[Dataset records on visual material]
········

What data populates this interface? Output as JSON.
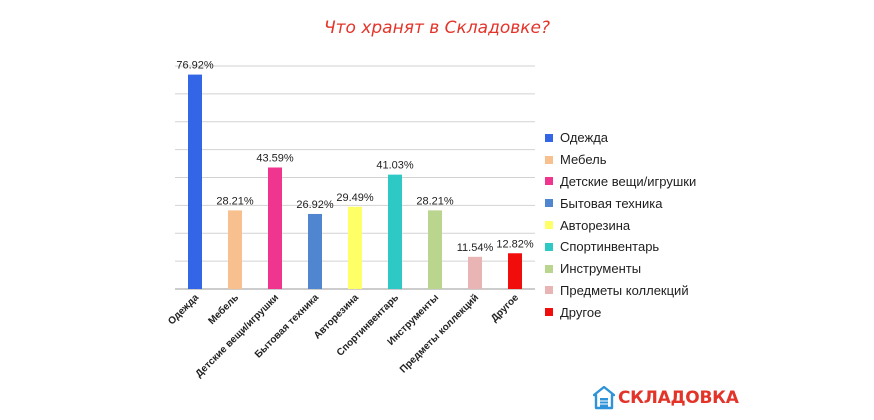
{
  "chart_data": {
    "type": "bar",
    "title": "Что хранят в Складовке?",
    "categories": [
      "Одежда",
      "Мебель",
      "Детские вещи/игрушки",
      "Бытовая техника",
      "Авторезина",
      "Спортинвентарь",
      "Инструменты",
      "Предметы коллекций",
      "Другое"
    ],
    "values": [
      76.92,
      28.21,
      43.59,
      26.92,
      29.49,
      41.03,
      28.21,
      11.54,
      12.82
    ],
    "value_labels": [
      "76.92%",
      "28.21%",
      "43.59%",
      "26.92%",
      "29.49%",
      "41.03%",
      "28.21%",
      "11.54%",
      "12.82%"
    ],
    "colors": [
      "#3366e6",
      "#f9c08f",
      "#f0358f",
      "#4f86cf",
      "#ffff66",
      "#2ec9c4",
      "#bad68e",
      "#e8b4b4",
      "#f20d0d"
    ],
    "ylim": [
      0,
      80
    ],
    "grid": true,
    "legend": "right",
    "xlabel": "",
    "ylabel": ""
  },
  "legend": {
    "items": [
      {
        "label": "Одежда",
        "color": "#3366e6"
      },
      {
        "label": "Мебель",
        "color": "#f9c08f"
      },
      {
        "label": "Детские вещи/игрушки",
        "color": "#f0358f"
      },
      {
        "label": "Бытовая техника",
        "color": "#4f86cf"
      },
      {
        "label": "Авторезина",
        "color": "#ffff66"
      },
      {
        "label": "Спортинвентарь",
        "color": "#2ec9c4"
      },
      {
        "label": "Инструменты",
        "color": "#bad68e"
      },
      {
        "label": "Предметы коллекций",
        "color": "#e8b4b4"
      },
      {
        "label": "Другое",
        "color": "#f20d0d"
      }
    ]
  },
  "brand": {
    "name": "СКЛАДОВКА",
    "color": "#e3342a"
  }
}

········

Can you retype every record above exactly, leaving out the pictures?

§ Reply to the exercise
What data populates this interface? Output as JSON.
{
  "chart_data": {
    "type": "bar",
    "title": "Что хранят в Складовке?",
    "categories": [
      "Одежда",
      "Мебель",
      "Детские вещи/игрушки",
      "Бытовая техника",
      "Авторезина",
      "Спортинвентарь",
      "Инструменты",
      "Предметы коллекций",
      "Другое"
    ],
    "values": [
      76.92,
      28.21,
      43.59,
      26.92,
      29.49,
      41.03,
      28.21,
      11.54,
      12.82
    ],
    "value_labels": [
      "76.92%",
      "28.21%",
      "43.59%",
      "26.92%",
      "29.49%",
      "41.03%",
      "28.21%",
      "11.54%",
      "12.82%"
    ],
    "colors": [
      "#3366e6",
      "#f9c08f",
      "#f0358f",
      "#4f86cf",
      "#ffff66",
      "#2ec9c4",
      "#bad68e",
      "#e8b4b4",
      "#f20d0d"
    ],
    "ylim": [
      0,
      80
    ],
    "grid": true,
    "legend": "right",
    "xlabel": "",
    "ylabel": ""
  },
  "legend": {
    "items": [
      {
        "label": "Одежда",
        "color": "#3366e6"
      },
      {
        "label": "Мебель",
        "color": "#f9c08f"
      },
      {
        "label": "Детские вещи/игрушки",
        "color": "#f0358f"
      },
      {
        "label": "Бытовая техника",
        "color": "#4f86cf"
      },
      {
        "label": "Авторезина",
        "color": "#ffff66"
      },
      {
        "label": "Спортинвентарь",
        "color": "#2ec9c4"
      },
      {
        "label": "Инструменты",
        "color": "#bad68e"
      },
      {
        "label": "Предметы коллекций",
        "color": "#e8b4b4"
      },
      {
        "label": "Другое",
        "color": "#f20d0d"
      }
    ]
  },
  "brand": {
    "name": "СКЛАДОВКА",
    "color": "#e3342a"
  }
}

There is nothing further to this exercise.